[start of Supplied records]
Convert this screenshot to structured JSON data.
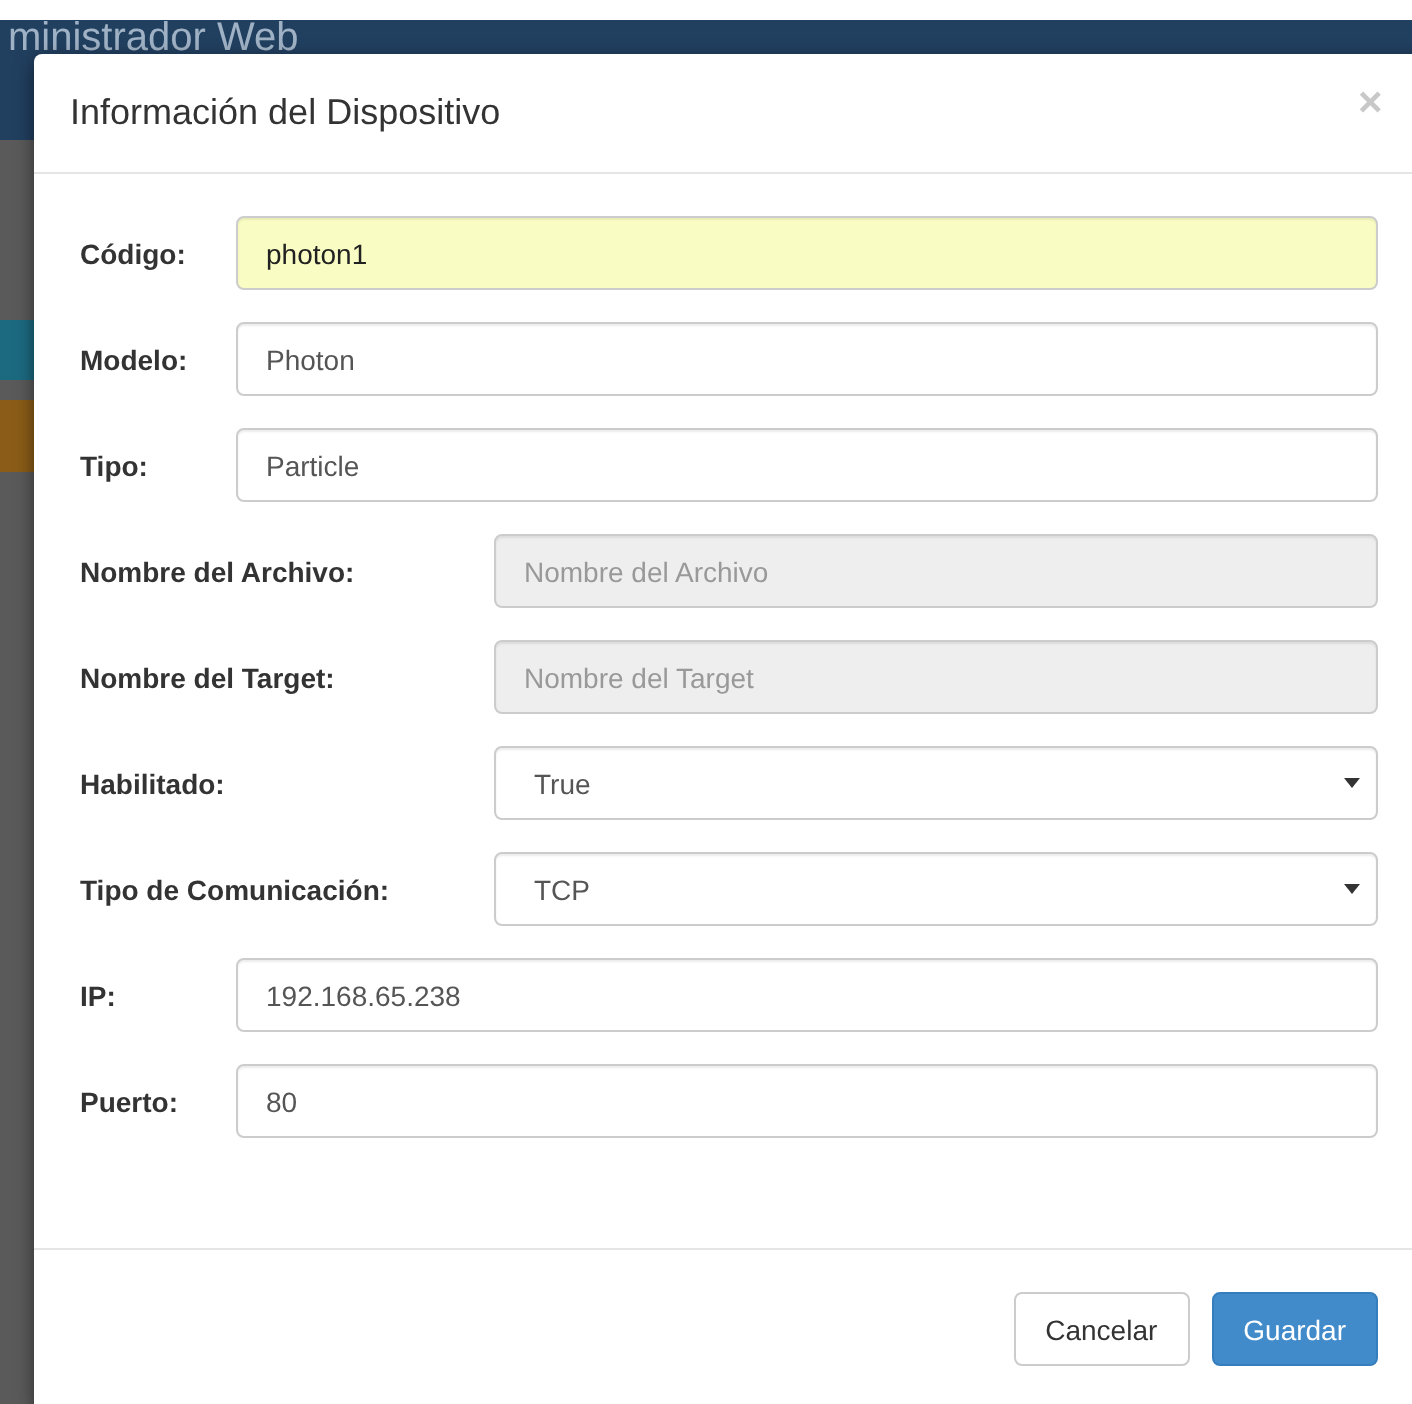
{
  "background": {
    "header_title": "ministrador Web"
  },
  "modal": {
    "title": "Información del Dispositivo",
    "close": "×",
    "groups": [
      {
        "kind": "short_labels",
        "fields": [
          {
            "label": "Código:",
            "kind": "text",
            "value": "photon1",
            "autofilled": true,
            "disabled": false
          },
          {
            "label": "Modelo:",
            "kind": "text",
            "value": "Photon",
            "autofilled": false,
            "disabled": false
          },
          {
            "label": "Tipo:",
            "kind": "text",
            "value": "Particle",
            "autofilled": false,
            "disabled": false
          }
        ]
      },
      {
        "kind": "long_labels",
        "fields": [
          {
            "label": "Nombre del Archivo:",
            "kind": "text",
            "placeholder": "Nombre del Archivo",
            "autofilled": false,
            "disabled": true
          },
          {
            "label": "Nombre del Target:",
            "kind": "text",
            "placeholder": "Nombre del Target",
            "autofilled": false,
            "disabled": true
          },
          {
            "label": "Habilitado:",
            "kind": "select",
            "value": "True",
            "autofilled": false,
            "disabled": false
          },
          {
            "label": "Tipo de Comunicación:",
            "kind": "select",
            "value": "TCP",
            "autofilled": false,
            "disabled": false
          }
        ]
      },
      {
        "kind": "short_labels",
        "fields": [
          {
            "label": "IP:",
            "kind": "text",
            "value": "192.168.65.238",
            "autofilled": false,
            "disabled": false
          },
          {
            "label": "Puerto:",
            "kind": "text",
            "value": "80",
            "autofilled": false,
            "disabled": false
          }
        ]
      }
    ],
    "buttons": [
      {
        "label": "Cancelar",
        "kind": "default"
      },
      {
        "label": "Guardar",
        "kind": "primary"
      }
    ]
  }
}
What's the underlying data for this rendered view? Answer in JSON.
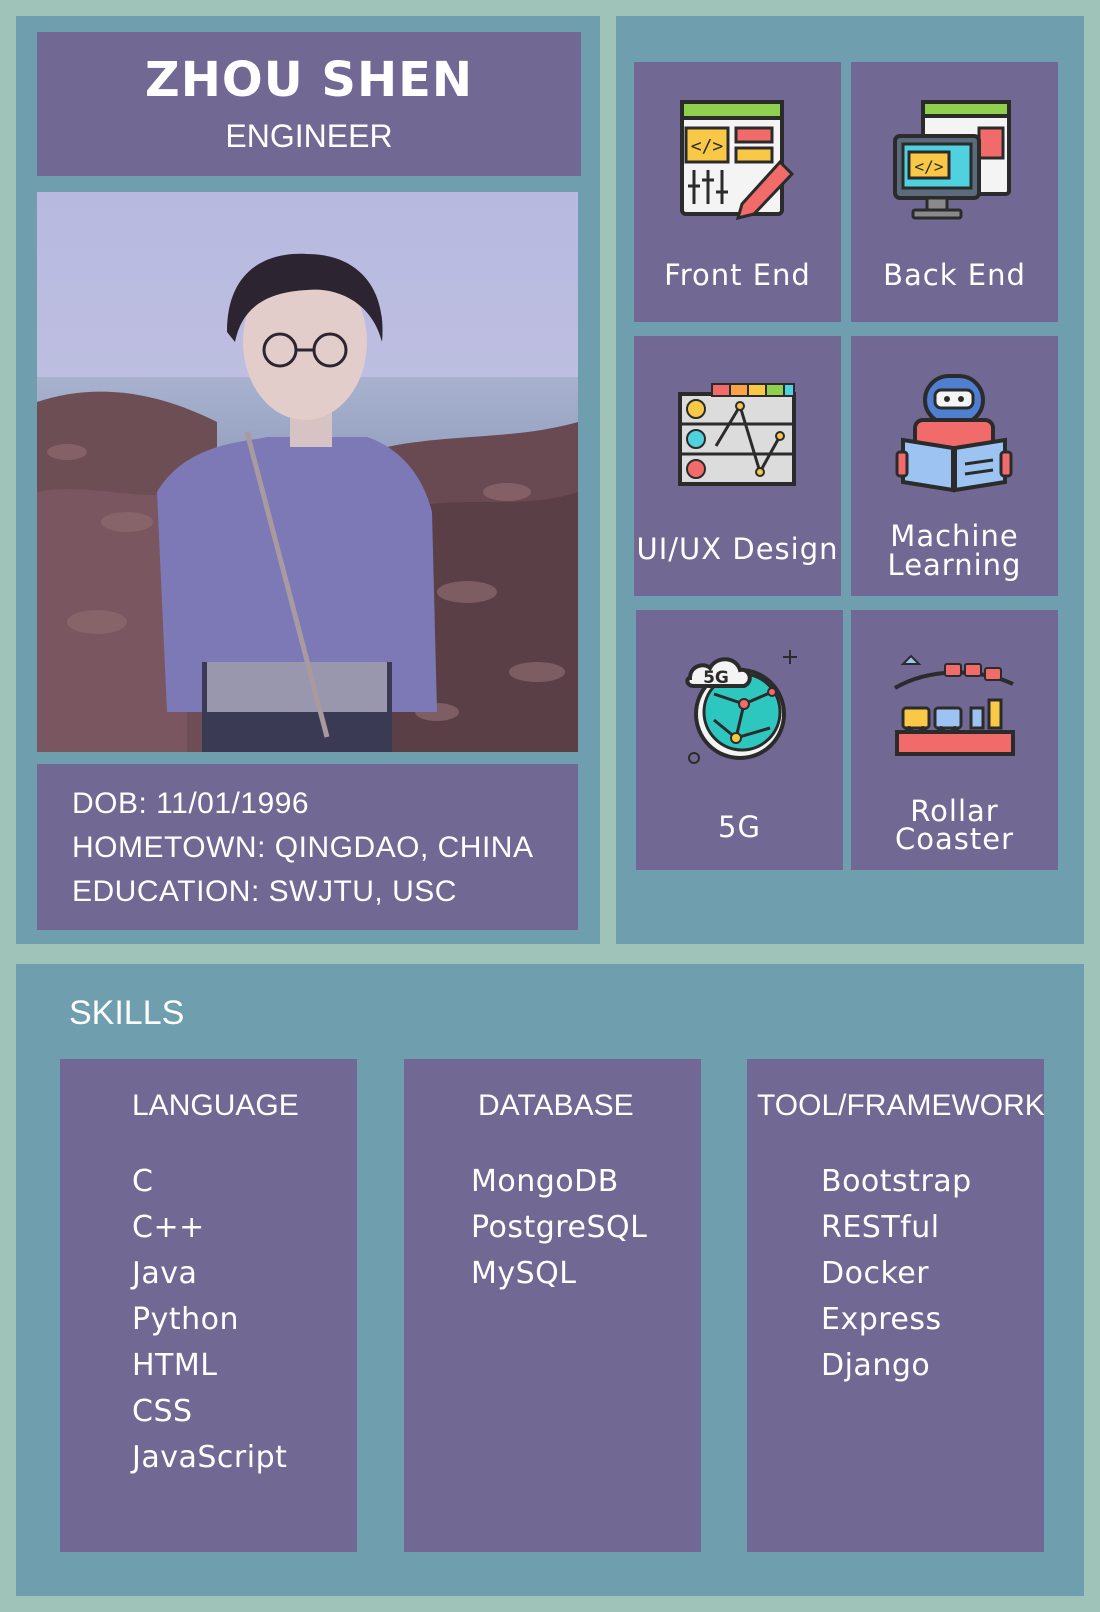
{
  "profile": {
    "name": "ZHOU SHEN",
    "role": "ENGINEER",
    "dob": "DOB: 11/01/1996",
    "hometown": "HOMETOWN: QINGDAO, CHINA",
    "education": "EDUCATION: SWJTU, USC"
  },
  "interests": [
    {
      "label": "Front End",
      "icon": "front-end-icon"
    },
    {
      "label": "Back End",
      "icon": "back-end-icon"
    },
    {
      "label": "UI/UX Design",
      "icon": "ui-ux-design-icon"
    },
    {
      "label_line1": "Machine",
      "label_line2": "Learning",
      "icon": "machine-learning-icon"
    },
    {
      "label": "5G",
      "icon": "5g-globe-icon",
      "badge": "5G"
    },
    {
      "label_line1": "Rollar",
      "label_line2": "Coaster",
      "icon": "roller-coaster-icon"
    }
  ],
  "skills": {
    "title": "SKILLS",
    "columns": [
      {
        "heading": "LANGUAGE",
        "items": [
          "C",
          "C++",
          "Java",
          "Python",
          "HTML",
          "CSS",
          "JavaScript"
        ]
      },
      {
        "heading": "DATABASE",
        "items": [
          "MongoDB",
          "PostgreSQL",
          "MySQL"
        ]
      },
      {
        "heading": "TOOL/FRAMEWORK",
        "items": [
          "Bootstrap",
          "RESTful",
          "Docker",
          "Express",
          "Django"
        ]
      }
    ]
  },
  "colors": {
    "background": "#9fc3b8",
    "panel": "#6f9fae",
    "box": "#726894",
    "text": "#ffffff"
  }
}
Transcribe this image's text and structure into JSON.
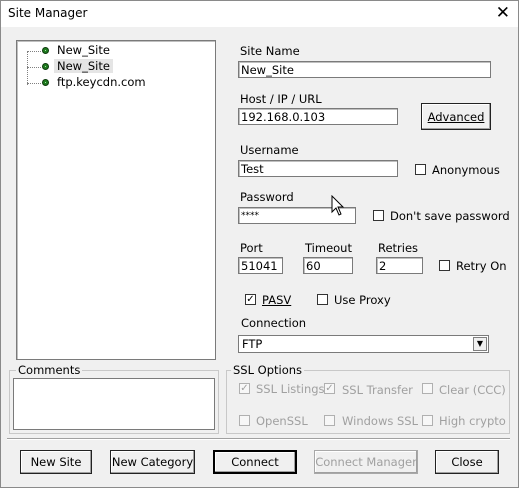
{
  "window": {
    "title": "Site Manager",
    "close_glyph": "✕"
  },
  "tree": {
    "items": [
      {
        "label": "New_Site",
        "selected": false
      },
      {
        "label": "New_Site",
        "selected": true
      },
      {
        "label": "ftp.keycdn.com",
        "selected": false
      }
    ]
  },
  "form": {
    "site_name_label": "Site Name",
    "site_name_value": "New_Site",
    "host_label": "Host / IP / URL",
    "host_value": "192.168.0.103",
    "advanced_button": "Advanced",
    "username_label": "Username",
    "username_value": "Test",
    "anonymous_label": "Anonymous",
    "anonymous_checked": false,
    "password_label": "Password",
    "password_value": "****",
    "dont_save_password_label": "Don't save password",
    "port_label": "Port",
    "port_value": "51041",
    "timeout_label": "Timeout",
    "timeout_value": "60",
    "retries_label": "Retries",
    "retries_value": "2",
    "retry_on_label": "Retry On",
    "pasv_label": "PASV",
    "pasv_checked": true,
    "use_proxy_label": "Use Proxy",
    "connection_label": "Connection",
    "connection_value": "FTP"
  },
  "comments": {
    "label": "Comments"
  },
  "ssl": {
    "label": "SSL Options",
    "ssl_listings": "SSL Listings",
    "ssl_transfer": "SSL Transfer",
    "clear_ccc": "Clear (CCC)",
    "openssl": "OpenSSL",
    "windows_ssl": "Windows SSL",
    "high_crypto": "High crypto"
  },
  "buttons": {
    "new_site": "New Site",
    "new_category": "New Category",
    "connect": "Connect",
    "connect_manager": "Connect Manager",
    "close": "Close"
  },
  "check_glyph": "✓"
}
[end of Supplied records]
Take the listing above and print it exactly, apart from the pictures.

### [Answer to the problem]
Convert this screenshot to structured JSON data.
{
  "background": {
    "header_title": "ministrador Web"
  },
  "modal": {
    "title": "Información del Dispositivo",
    "close": "×",
    "groups": [
      {
        "kind": "short_labels",
        "fields": [
          {
            "label": "Código:",
            "kind": "text",
            "value": "photon1",
            "autofilled": true,
            "disabled": false
          },
          {
            "label": "Modelo:",
            "kind": "text",
            "value": "Photon",
            "autofilled": false,
            "disabled": false
          },
          {
            "label": "Tipo:",
            "kind": "text",
            "value": "Particle",
            "autofilled": false,
            "disabled": false
          }
        ]
      },
      {
        "kind": "long_labels",
        "fields": [
          {
            "label": "Nombre del Archivo:",
            "kind": "text",
            "placeholder": "Nombre del Archivo",
            "autofilled": false,
            "disabled": true
          },
          {
            "label": "Nombre del Target:",
            "kind": "text",
            "placeholder": "Nombre del Target",
            "autofilled": false,
            "disabled": true
          },
          {
            "label": "Habilitado:",
            "kind": "select",
            "value": "True",
            "autofilled": false,
            "disabled": false
          },
          {
            "label": "Tipo de Comunicación:",
            "kind": "select",
            "value": "TCP",
            "autofilled": false,
            "disabled": false
          }
        ]
      },
      {
        "kind": "short_labels",
        "fields": [
          {
            "label": "IP:",
            "kind": "text",
            "value": "192.168.65.238",
            "autofilled": false,
            "disabled": false
          },
          {
            "label": "Puerto:",
            "kind": "text",
            "value": "80",
            "autofilled": false,
            "disabled": false
          }
        ]
      }
    ],
    "buttons": [
      {
        "label": "Cancelar",
        "kind": "default"
      },
      {
        "label": "Guardar",
        "kind": "primary"
      }
    ]
  }
}
What's the underlying data for this rendered view? Answer in JSON.
{
  "profile": {
    "name": "ZHOU SHEN",
    "role": "ENGINEER",
    "dob": "DOB: 11/01/1996",
    "hometown": "HOMETOWN: QINGDAO, CHINA",
    "education": "EDUCATION: SWJTU, USC"
  },
  "interests": [
    {
      "label": "Front End",
      "icon": "front-end-icon"
    },
    {
      "label": "Back End",
      "icon": "back-end-icon"
    },
    {
      "label": "UI/UX Design",
      "icon": "ui-ux-design-icon"
    },
    {
      "label_line1": "Machine",
      "label_line2": "Learning",
      "icon": "machine-learning-icon"
    },
    {
      "label": "5G",
      "icon": "5g-globe-icon",
      "badge": "5G"
    },
    {
      "label_line1": "Rollar",
      "label_line2": "Coaster",
      "icon": "roller-coaster-icon"
    }
  ],
  "skills": {
    "title": "SKILLS",
    "columns": [
      {
        "heading": "LANGUAGE",
        "items": [
          "C",
          "C++",
          "Java",
          "Python",
          "HTML",
          "CSS",
          "JavaScript"
        ]
      },
      {
        "heading": "DATABASE",
        "items": [
          "MongoDB",
          "PostgreSQL",
          "MySQL"
        ]
      },
      {
        "heading": "TOOL/FRAMEWORK",
        "items": [
          "Bootstrap",
          "RESTful",
          "Docker",
          "Express",
          "Django"
        ]
      }
    ]
  },
  "colors": {
    "background": "#9fc3b8",
    "panel": "#6f9fae",
    "box": "#726894",
    "text": "#ffffff"
  }
}
Transcribe this image's text and structure into JSON.
{
  "window": {
    "title": "Site Manager",
    "close_glyph": "✕"
  },
  "tree": {
    "items": [
      {
        "label": "New_Site",
        "selected": false
      },
      {
        "label": "New_Site",
        "selected": true
      },
      {
        "label": "ftp.keycdn.com",
        "selected": false
      }
    ]
  },
  "form": {
    "site_name_label": "Site Name",
    "site_name_value": "New_Site",
    "host_label": "Host / IP / URL",
    "host_value": "192.168.0.103",
    "advanced_button": "Advanced",
    "username_label": "Username",
    "username_value": "Test",
    "anonymous_label": "Anonymous",
    "anonymous_checked": false,
    "password_label": "Password",
    "password_value": "****",
    "dont_save_password_label": "Don't save password",
    "port_label": "Port",
    "port_value": "51041",
    "timeout_label": "Timeout",
    "timeout_value": "60",
    "retries_label": "Retries",
    "retries_value": "2",
    "retry_on_label": "Retry On",
    "pasv_label": "PASV",
    "pasv_checked": true,
    "use_proxy_label": "Use Proxy",
    "connection_label": "Connection",
    "connection_value": "FTP"
  },
  "comments": {
    "label": "Comments"
  },
  "ssl": {
    "label": "SSL Options",
    "ssl_listings": "SSL Listings",
    "ssl_transfer": "SSL Transfer",
    "clear_ccc": "Clear (CCC)",
    "openssl": "OpenSSL",
    "windows_ssl": "Windows SSL",
    "high_crypto": "High crypto"
  },
  "buttons": {
    "new_site": "New Site",
    "new_category": "New Category",
    "connect": "Connect",
    "connect_manager": "Connect Manager",
    "close": "Close"
  },
  "check_glyph": "✓"
}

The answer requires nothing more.